#### Records to use
↓↓↓

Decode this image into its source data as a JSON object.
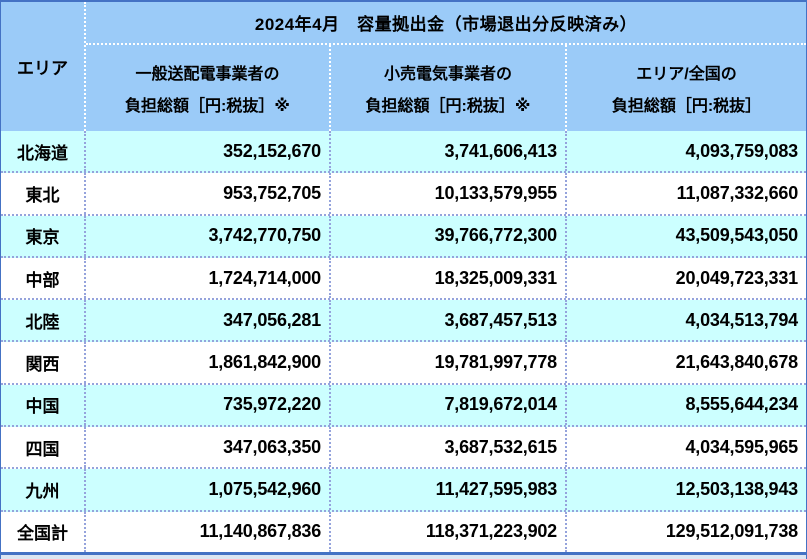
{
  "colors": {
    "header_bg": "#9BCBF8",
    "row_bg": "#FFFFFF",
    "row_alt_bg": "#CCFFFF",
    "grid_line": "#95A3DC",
    "header_grid_line": "#FFFFFF",
    "outer_border": "#4472C4",
    "bottom_strip": "#DCE6F2",
    "text": "#000000"
  },
  "table": {
    "title": "2024年4月　容量拠出金（市場退出分反映済み）",
    "area_header": "エリア",
    "columns": [
      {
        "line1": "一般送配電事業者の",
        "line2": "負担総額［円:税抜］※"
      },
      {
        "line1": "小売電気事業者の",
        "line2": "負担総額［円:税抜］※"
      },
      {
        "line1": "エリア/全国の",
        "line2": "負担総額［円:税抜］"
      }
    ],
    "rows": [
      {
        "area": "北海道",
        "values": [
          "352,152,670",
          "3,741,606,413",
          "4,093,759,083"
        ]
      },
      {
        "area": "東北",
        "values": [
          "953,752,705",
          "10,133,579,955",
          "11,087,332,660"
        ]
      },
      {
        "area": "東京",
        "values": [
          "3,742,770,750",
          "39,766,772,300",
          "43,509,543,050"
        ]
      },
      {
        "area": "中部",
        "values": [
          "1,724,714,000",
          "18,325,009,331",
          "20,049,723,331"
        ]
      },
      {
        "area": "北陸",
        "values": [
          "347,056,281",
          "3,687,457,513",
          "4,034,513,794"
        ]
      },
      {
        "area": "関西",
        "values": [
          "1,861,842,900",
          "19,781,997,778",
          "21,643,840,678"
        ]
      },
      {
        "area": "中国",
        "values": [
          "735,972,220",
          "7,819,672,014",
          "8,555,644,234"
        ]
      },
      {
        "area": "四国",
        "values": [
          "347,063,350",
          "3,687,532,615",
          "4,034,595,965"
        ]
      },
      {
        "area": "九州",
        "values": [
          "1,075,542,960",
          "11,427,595,983",
          "12,503,138,943"
        ]
      },
      {
        "area": "全国計",
        "values": [
          "11,140,867,836",
          "118,371,223,902",
          "129,512,091,738"
        ]
      }
    ]
  }
}
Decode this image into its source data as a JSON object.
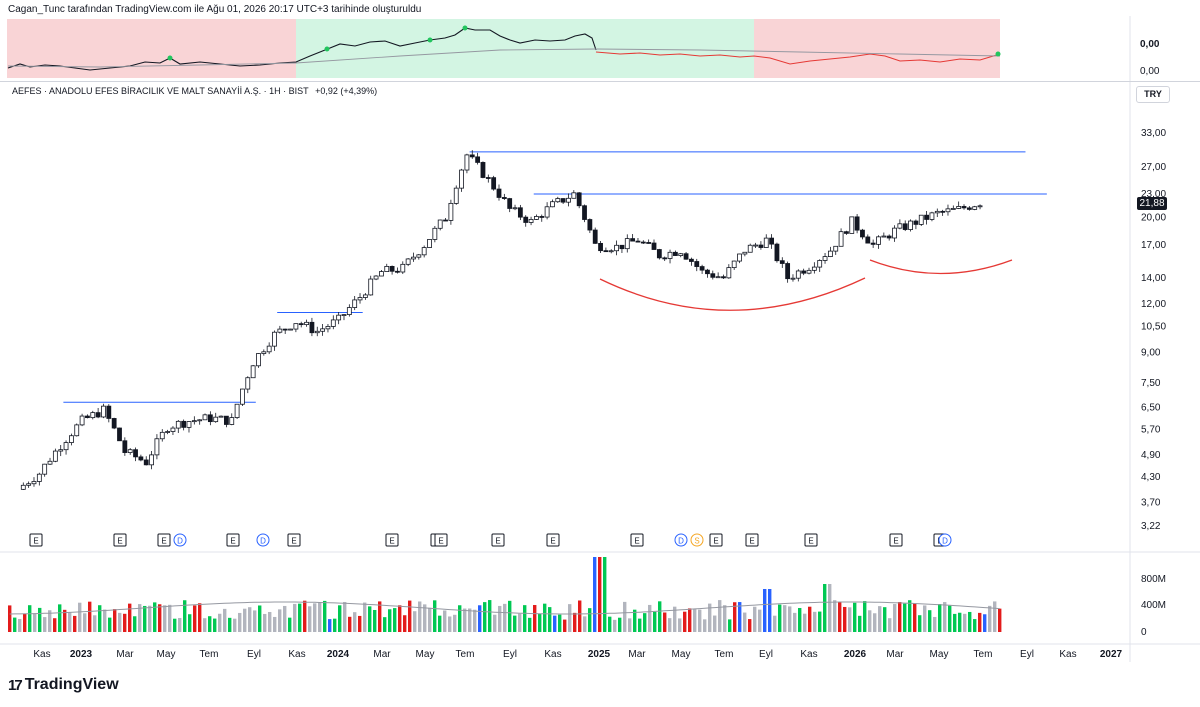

↑↑↑

#### What to do
Quote every record above exactly, leaving out any pictures.

#### Solution to the exercise
Decode this image into its source data as a JSON object.
{
  "colors": {
    "header_bg": "#9BCBF8",
    "row_bg": "#FFFFFF",
    "row_alt_bg": "#CCFFFF",
    "grid_line": "#95A3DC",
    "header_grid_line": "#FFFFFF",
    "outer_border": "#4472C4",
    "bottom_strip": "#DCE6F2",
    "text": "#000000"
  },
  "table": {
    "title": "2024年4月　容量拠出金（市場退出分反映済み）",
    "area_header": "エリア",
    "columns": [
      {
        "line1": "一般送配電事業者の",
        "line2": "負担総額［円:税抜］※"
      },
      {
        "line1": "小売電気事業者の",
        "line2": "負担総額［円:税抜］※"
      },
      {
        "line1": "エリア/全国の",
        "line2": "負担総額［円:税抜］"
      }
    ],
    "rows": [
      {
        "area": "北海道",
        "values": [
          "352,152,670",
          "3,741,606,413",
          "4,093,759,083"
        ]
      },
      {
        "area": "東北",
        "values": [
          "953,752,705",
          "10,133,579,955",
          "11,087,332,660"
        ]
      },
      {
        "area": "東京",
        "values": [
          "3,742,770,750",
          "39,766,772,300",
          "43,509,543,050"
        ]
      },
      {
        "area": "中部",
        "values": [
          "1,724,714,000",
          "18,325,009,331",
          "20,049,723,331"
        ]
      },
      {
        "area": "北陸",
        "values": [
          "347,056,281",
          "3,687,457,513",
          "4,034,513,794"
        ]
      },
      {
        "area": "関西",
        "values": [
          "1,861,842,900",
          "19,781,997,778",
          "21,643,840,678"
        ]
      },
      {
        "area": "中国",
        "values": [
          "735,972,220",
          "7,819,672,014",
          "8,555,644,234"
        ]
      },
      {
        "area": "四国",
        "values": [
          "347,063,350",
          "3,687,532,615",
          "4,034,595,965"
        ]
      },
      {
        "area": "九州",
        "values": [
          "1,075,542,960",
          "11,427,595,983",
          "12,503,138,943"
        ]
      },
      {
        "area": "全国計",
        "values": [
          "11,140,867,836",
          "118,371,223,902",
          "129,512,091,738"
        ]
      }
    ]
  }
}
Decode this image into its source data as a JSON object.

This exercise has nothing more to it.